- EXERCISE BRIEF
From the entries below, copy out all lines holding "dieser".

- STORED DATA
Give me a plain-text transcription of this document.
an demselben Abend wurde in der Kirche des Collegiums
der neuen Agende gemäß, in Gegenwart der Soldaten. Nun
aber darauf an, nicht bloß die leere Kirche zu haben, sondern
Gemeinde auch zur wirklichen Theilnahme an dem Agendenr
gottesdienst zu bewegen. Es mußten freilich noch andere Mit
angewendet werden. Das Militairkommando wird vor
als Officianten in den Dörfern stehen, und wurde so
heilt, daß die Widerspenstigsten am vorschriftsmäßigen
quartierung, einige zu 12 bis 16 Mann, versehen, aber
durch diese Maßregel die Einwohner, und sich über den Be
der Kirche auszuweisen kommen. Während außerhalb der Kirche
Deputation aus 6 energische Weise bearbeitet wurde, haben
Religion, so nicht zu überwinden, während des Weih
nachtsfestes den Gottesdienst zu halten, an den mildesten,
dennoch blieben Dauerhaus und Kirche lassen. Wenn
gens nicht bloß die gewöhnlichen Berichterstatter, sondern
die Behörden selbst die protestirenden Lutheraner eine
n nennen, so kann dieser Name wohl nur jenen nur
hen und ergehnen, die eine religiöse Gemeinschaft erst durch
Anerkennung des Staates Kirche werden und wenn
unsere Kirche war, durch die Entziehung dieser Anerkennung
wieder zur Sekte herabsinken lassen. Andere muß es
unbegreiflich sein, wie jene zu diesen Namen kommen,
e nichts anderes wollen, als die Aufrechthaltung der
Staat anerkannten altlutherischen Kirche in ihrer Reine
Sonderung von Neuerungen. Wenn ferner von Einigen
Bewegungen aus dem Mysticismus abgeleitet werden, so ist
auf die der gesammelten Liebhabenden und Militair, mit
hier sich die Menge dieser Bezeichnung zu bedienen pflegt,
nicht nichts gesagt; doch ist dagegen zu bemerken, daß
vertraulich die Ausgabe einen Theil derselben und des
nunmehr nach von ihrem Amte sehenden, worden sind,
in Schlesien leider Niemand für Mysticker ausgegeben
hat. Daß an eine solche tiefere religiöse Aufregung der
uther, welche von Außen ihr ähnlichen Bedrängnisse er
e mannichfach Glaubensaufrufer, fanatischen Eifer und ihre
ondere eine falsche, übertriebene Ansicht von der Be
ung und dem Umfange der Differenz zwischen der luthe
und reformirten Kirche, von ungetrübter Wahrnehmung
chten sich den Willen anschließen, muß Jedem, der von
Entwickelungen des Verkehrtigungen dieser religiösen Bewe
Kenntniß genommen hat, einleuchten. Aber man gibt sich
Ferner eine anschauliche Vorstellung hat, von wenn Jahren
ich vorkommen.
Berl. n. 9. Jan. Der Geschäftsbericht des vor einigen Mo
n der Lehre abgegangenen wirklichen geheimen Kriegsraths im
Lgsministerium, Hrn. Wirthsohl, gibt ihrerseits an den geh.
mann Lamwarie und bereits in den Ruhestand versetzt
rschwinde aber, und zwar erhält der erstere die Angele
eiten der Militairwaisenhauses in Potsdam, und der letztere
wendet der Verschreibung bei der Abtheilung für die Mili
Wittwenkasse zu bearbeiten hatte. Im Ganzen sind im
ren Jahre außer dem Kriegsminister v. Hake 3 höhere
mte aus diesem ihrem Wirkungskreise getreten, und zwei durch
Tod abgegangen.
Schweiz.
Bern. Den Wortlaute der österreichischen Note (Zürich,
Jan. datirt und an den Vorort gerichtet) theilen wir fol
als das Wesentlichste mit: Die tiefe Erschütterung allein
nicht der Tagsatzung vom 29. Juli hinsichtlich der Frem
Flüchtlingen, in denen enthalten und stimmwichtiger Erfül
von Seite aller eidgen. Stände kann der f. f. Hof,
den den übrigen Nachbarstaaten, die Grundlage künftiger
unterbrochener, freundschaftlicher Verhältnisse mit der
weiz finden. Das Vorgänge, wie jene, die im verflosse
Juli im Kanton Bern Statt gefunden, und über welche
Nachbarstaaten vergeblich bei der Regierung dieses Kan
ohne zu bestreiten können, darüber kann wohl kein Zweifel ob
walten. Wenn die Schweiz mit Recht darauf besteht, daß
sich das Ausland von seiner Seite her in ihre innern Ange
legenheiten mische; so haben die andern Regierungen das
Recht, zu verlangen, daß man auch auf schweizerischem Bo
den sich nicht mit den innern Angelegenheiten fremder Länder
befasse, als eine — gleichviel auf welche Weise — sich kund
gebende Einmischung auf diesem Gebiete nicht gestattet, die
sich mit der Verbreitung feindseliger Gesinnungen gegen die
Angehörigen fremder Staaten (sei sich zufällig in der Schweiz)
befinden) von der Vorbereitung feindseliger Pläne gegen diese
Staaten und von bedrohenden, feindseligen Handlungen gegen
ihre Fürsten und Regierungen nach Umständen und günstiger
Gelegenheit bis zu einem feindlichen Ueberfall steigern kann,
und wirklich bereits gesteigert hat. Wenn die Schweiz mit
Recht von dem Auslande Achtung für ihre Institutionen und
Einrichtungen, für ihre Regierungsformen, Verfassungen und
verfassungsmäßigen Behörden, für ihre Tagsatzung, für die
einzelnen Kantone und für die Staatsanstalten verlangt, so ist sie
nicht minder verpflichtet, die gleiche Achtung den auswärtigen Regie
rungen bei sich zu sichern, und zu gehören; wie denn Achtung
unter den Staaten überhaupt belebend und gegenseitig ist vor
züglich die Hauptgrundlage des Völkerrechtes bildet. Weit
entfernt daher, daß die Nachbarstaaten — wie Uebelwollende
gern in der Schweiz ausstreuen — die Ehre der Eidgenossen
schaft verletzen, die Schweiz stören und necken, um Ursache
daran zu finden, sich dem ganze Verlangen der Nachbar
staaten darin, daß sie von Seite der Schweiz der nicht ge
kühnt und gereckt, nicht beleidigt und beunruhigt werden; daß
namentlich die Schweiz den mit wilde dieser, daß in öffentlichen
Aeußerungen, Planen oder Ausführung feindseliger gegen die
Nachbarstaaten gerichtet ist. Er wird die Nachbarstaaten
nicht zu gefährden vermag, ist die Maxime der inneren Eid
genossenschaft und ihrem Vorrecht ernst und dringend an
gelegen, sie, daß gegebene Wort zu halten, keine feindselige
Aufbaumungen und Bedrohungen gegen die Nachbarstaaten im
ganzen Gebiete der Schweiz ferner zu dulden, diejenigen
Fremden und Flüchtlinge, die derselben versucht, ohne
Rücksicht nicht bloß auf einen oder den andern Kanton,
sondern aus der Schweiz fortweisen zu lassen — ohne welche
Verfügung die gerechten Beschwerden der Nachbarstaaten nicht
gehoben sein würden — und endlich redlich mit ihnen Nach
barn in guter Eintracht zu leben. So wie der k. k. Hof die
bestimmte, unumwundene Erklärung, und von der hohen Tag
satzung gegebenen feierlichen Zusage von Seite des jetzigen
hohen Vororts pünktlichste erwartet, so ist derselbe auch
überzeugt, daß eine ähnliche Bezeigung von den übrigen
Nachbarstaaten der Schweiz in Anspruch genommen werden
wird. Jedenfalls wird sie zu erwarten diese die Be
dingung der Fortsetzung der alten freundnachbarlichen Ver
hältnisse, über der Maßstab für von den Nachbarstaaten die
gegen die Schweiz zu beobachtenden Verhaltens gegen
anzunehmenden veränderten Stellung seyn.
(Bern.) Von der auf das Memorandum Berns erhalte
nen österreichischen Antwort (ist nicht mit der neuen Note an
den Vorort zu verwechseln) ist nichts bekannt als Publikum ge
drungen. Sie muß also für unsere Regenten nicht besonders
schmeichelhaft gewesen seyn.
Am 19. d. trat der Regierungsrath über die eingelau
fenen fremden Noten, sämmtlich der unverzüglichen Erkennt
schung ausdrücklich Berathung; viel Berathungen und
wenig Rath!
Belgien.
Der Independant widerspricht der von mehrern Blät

- YOUR RESPONSE
n nennen, so kann dieser Name wohl nur jenen nur
unsere Kirche war, durch die Entziehung dieser Anerkennung
hier sich die Menge dieser Bezeichnung zu bedienen pflegt,
Entwickelungen des Verkehrtigungen dieser religiösen Bewe
namentlich die Schweiz den mit wilde dieser, daß in öffentlichen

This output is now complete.